◆ GOAL
Below are some records. Copy every line in them that holds "Varón".

◆ MATERIALS PROVIDED
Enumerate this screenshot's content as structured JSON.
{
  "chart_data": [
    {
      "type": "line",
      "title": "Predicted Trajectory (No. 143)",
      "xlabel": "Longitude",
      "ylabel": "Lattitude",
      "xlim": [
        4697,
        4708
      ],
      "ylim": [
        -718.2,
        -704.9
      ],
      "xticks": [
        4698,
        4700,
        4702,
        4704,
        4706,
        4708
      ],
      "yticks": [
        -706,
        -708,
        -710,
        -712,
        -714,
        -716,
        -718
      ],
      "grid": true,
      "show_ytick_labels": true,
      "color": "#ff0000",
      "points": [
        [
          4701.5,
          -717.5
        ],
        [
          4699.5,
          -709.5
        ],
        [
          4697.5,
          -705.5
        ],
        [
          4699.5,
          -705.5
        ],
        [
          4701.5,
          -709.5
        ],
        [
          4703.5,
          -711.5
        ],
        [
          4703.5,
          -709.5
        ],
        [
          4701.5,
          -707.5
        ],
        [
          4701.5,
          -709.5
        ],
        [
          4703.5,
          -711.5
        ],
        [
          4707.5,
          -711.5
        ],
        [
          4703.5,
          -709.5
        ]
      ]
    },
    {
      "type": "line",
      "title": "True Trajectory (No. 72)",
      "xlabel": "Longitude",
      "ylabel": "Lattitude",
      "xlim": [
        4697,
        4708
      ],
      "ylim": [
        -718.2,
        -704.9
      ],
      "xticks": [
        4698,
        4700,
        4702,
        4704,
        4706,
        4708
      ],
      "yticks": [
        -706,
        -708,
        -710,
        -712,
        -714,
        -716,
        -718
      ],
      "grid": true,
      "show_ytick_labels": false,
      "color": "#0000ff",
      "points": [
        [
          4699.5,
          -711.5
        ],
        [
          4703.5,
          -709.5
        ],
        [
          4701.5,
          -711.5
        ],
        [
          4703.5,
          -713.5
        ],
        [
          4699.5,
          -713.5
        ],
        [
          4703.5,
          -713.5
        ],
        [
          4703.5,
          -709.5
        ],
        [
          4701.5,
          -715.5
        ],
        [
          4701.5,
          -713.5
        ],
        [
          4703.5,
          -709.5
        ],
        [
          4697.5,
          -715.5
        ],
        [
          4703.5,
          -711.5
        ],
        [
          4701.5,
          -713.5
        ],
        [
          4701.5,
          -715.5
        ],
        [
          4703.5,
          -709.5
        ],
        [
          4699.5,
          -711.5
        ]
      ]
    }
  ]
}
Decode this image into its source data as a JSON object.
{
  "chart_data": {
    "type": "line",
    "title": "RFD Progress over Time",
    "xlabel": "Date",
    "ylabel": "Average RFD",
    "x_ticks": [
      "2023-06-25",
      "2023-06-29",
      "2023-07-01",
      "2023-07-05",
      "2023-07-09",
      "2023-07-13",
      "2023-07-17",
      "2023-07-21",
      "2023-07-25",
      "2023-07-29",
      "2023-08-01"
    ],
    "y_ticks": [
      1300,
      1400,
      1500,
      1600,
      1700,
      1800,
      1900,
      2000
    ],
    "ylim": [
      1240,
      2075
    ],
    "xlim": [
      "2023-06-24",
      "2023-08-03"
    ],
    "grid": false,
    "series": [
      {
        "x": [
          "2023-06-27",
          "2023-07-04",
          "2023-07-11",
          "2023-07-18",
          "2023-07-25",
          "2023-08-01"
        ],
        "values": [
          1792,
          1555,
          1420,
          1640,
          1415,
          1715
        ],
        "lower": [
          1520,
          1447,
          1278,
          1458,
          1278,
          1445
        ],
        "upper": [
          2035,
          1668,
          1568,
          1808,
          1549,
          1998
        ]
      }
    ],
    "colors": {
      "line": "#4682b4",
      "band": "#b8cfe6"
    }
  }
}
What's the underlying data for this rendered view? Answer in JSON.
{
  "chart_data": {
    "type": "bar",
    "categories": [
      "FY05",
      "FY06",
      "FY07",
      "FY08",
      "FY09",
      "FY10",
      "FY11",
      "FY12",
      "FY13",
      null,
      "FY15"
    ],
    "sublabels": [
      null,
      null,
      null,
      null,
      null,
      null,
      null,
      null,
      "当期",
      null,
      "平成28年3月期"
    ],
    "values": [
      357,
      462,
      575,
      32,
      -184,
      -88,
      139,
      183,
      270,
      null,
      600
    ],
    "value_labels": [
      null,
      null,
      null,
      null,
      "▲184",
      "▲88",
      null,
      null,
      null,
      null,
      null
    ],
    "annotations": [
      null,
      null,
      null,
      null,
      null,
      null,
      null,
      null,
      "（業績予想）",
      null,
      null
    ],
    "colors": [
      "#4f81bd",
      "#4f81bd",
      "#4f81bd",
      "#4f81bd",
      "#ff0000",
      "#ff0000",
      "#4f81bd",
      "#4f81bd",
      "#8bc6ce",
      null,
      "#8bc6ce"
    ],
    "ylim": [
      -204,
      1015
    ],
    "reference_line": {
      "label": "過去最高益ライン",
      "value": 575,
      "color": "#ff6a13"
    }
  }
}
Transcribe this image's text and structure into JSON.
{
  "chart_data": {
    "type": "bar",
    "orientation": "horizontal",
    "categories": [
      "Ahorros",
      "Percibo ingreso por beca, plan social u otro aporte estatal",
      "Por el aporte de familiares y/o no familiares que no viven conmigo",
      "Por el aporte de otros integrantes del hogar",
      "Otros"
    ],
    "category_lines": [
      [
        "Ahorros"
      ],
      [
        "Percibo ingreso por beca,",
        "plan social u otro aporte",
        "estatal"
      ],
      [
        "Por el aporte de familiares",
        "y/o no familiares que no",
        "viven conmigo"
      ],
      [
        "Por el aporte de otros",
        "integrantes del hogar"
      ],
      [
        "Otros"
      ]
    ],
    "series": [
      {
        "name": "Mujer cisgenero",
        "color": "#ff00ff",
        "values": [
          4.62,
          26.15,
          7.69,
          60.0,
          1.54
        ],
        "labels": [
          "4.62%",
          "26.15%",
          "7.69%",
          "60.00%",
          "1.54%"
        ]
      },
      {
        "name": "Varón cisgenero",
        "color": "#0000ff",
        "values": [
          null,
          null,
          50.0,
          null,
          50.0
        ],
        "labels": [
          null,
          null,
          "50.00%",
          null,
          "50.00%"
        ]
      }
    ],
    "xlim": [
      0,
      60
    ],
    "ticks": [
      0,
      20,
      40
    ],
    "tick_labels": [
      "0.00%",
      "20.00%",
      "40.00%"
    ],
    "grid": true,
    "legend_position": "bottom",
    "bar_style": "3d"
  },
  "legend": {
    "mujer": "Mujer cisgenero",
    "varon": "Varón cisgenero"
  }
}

◆ EXERCISE RESULT
        "name": "Varón cisgenero",
    "varon": "Varón cisgenero"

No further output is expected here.